# EXTRACT PROVIDED
[Start of Attachment]
How Lawmakers Could Make the Budget Outlook Even Worse

CBO's summary of its budget outlook included a short summary of the long-term debt outlook, which showed debt rising continuously and eventually exceeding the size of the economy. With the full budget report being released earlier this week, CBO has put out a little more detail on what the budget will look like over the next 30 years. Not surprisingly, it shows debt rising significantly in the coming decades with Social Security and particularly health care spending being the main drivers. The fuller detail in the report also allows us to estimate what happens if policymakers don't adhere to fiscal responsibility. The answer: debt goes even higher, reaching 185 percent of GDP in 2050 instead of 150 percent.

CBO's report shows debt reaching 116 percent of GDP by 2036 and 155 percent by 2046, including the negative effects of debt and higher marginal tax rates on the economy. Excluding the economic effects, we estimate that debt would reach 150 percent of GDP by 2050. However, CBO's baseline includes some policy assumptions that may not actually hold up, such as policymakers keeping the sequester in place and allowing temporary tax provisions that have routinely been extended to expire.

Bridge from CBO Baseline to Alternative Budget Outlook
  2026 Debt Effect (Dollars) 2026 Debt Effect (Percent of GDP)
CBO Baseline Debt $23.8 trillion 86.1%
     
Repeal Sequester $897 billion 3.2%
Repeal Health Care Taxes $256 billion 0.9%
Extend Bonus Depreciation at 30% $149 billion 0.5%
Extend Other Temporary Tax Provisions $178 billion 0.6%
Interest $233 billion 0.8%
Total Changes $1.7 trillion 6.2%
     
Alternative Budget Outlook Debt $25.5 trillion
92.3%

Source: CBO, CRFB calculations

Instead, we have created an "Alternative Budget Outlook" to show what debt could look like if these assumptions don't hold up. Specifically, we assume:

  • The mandatory spending sequester is repealed permanently starting next year and the discretionary sequester is repealed starting in 2018
  • Bonus depreciation -- which allows companies to immediately deduct 50 percent of the cost of certain investments in 2016 and 2017, then 40 percent in 2018, and 30 percent in 2019 -- is continued permanently at the 30 percent rate
  • The three health care taxes -- the Cadillac tax, the health insurance tax, and the medical device tax -- that were delayed in last year's tax deal are repealed
  • All other temporary tax provisions from the tax deal extended permanently

Incorporating these assumptions increases ten-year deficits by $1.7 trillion and causes debt to reach 92 percent of GDP instead of 86 percent in 2026. $1 trillion deficits would return in 2021, a year earlier than under CBO's baseline, and debt would surpass the size of the economy by 2028 instead of 2032. Over the longer term, these policies, particularly the Cadillac tax, widen debt further as debt would reach 185 percent of GDP by 2050.
[End of Attachment]
# QUESTIONS
#1 Print the passage of the budget outlook text from "CBO's summary of" up to and including "of 150 percent.", word for word.
#2 Carry on the budget outlook text from the point where it stops.
The records that come next are separate material and have nothing to do with the budget outlook text.

# SUPPLIED RECORDS
[Start of Attachment]
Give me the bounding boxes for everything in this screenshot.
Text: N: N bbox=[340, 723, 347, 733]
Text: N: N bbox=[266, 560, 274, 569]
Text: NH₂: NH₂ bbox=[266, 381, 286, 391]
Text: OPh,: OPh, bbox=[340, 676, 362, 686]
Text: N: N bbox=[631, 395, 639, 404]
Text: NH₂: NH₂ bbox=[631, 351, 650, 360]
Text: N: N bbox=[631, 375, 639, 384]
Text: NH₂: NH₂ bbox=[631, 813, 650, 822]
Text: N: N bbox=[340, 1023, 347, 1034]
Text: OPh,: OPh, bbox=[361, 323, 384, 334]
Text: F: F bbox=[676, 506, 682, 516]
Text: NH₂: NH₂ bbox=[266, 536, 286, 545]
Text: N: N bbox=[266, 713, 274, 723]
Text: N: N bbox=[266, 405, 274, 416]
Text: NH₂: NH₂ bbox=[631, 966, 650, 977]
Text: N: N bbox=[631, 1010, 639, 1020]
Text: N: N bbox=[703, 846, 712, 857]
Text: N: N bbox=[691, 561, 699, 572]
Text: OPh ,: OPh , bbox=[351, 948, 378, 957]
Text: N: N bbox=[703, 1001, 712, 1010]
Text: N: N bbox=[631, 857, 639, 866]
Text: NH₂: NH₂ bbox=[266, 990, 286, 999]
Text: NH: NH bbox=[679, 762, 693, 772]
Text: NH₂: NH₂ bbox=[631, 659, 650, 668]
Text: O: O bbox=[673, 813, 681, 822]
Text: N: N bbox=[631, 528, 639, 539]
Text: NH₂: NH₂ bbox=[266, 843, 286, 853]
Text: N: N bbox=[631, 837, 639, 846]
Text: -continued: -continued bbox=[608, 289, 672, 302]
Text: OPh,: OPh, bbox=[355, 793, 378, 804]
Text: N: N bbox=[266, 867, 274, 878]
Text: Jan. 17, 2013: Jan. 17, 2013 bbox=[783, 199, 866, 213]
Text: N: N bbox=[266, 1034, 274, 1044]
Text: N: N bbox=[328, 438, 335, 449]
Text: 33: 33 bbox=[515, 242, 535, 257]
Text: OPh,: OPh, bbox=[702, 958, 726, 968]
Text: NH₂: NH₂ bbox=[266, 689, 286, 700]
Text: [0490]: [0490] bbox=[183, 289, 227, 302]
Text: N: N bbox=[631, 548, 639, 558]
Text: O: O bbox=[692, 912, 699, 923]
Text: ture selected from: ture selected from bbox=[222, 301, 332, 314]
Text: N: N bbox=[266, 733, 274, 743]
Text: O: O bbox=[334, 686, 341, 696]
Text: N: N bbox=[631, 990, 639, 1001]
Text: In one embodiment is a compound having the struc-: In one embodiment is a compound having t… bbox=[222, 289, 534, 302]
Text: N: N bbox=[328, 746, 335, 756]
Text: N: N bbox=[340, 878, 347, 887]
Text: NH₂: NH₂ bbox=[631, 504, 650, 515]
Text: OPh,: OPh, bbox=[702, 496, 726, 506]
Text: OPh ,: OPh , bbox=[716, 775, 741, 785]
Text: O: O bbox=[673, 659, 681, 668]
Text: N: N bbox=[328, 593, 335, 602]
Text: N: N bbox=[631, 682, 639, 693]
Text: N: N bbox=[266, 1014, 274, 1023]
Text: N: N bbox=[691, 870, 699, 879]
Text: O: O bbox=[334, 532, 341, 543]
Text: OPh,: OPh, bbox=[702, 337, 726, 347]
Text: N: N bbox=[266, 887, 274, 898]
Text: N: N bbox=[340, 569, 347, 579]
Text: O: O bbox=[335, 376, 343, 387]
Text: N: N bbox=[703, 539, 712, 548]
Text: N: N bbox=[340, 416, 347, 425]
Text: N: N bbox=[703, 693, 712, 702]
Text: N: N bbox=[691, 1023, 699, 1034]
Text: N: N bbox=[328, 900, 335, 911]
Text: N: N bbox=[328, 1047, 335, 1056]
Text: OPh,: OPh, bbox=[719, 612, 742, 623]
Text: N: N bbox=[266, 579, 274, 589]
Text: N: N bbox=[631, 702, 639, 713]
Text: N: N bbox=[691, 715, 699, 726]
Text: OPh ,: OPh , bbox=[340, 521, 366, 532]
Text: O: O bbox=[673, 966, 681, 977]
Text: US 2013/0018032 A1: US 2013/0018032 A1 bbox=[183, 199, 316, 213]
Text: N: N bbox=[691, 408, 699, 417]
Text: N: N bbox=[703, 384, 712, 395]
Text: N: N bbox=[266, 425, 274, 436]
[End of Attachment]
# ANSWER SET
#1
CBO's summary of its budget outlook included a short summary of the long-term debt outlook, which showed debt rising continuously and eventually exceeding the size of the economy. With the full budget report being released earlier this week, CBO has put out a little more detail on what the budget will look like over the next 30 years. Not surprisingly, it shows debt rising significantly in the coming decades with Social Security and particularly health care spending being the main drivers. The fuller detail in the report also allows us to estimate what happens if policymakers don't adhere to fiscal responsibility. The answer: debt goes even higher, reaching 185 percent of GDP in 2050 instead of 150 percent.

#2
Another way to look at the long term is the fiscal gap, the amount of noninterest deficit reduction needed to hit certain debt targets. In the CBO baseline, it would take changes of 1.9 percent of GDP to hold debt stable for the next 25 years and changes of 3.2 percent to reduce it to 40 percent of GDP. Under the Alternative Budget Outlook, the deficit reduction would need to be about 0.7 percent of GDP larger: 2.6 percent to keep debt stable and 3.9 percent to reduce debt to 40 percent of GDP. These totals are the equivalent of about $500 billion and $750 billion, respectively, in 2017 alone.

As bad as the long-term outlook already looks in CBO's baseline, it could get much worse if lawmakers follow last year's precedent and enact deficit-increasing policies without legitimate offsets.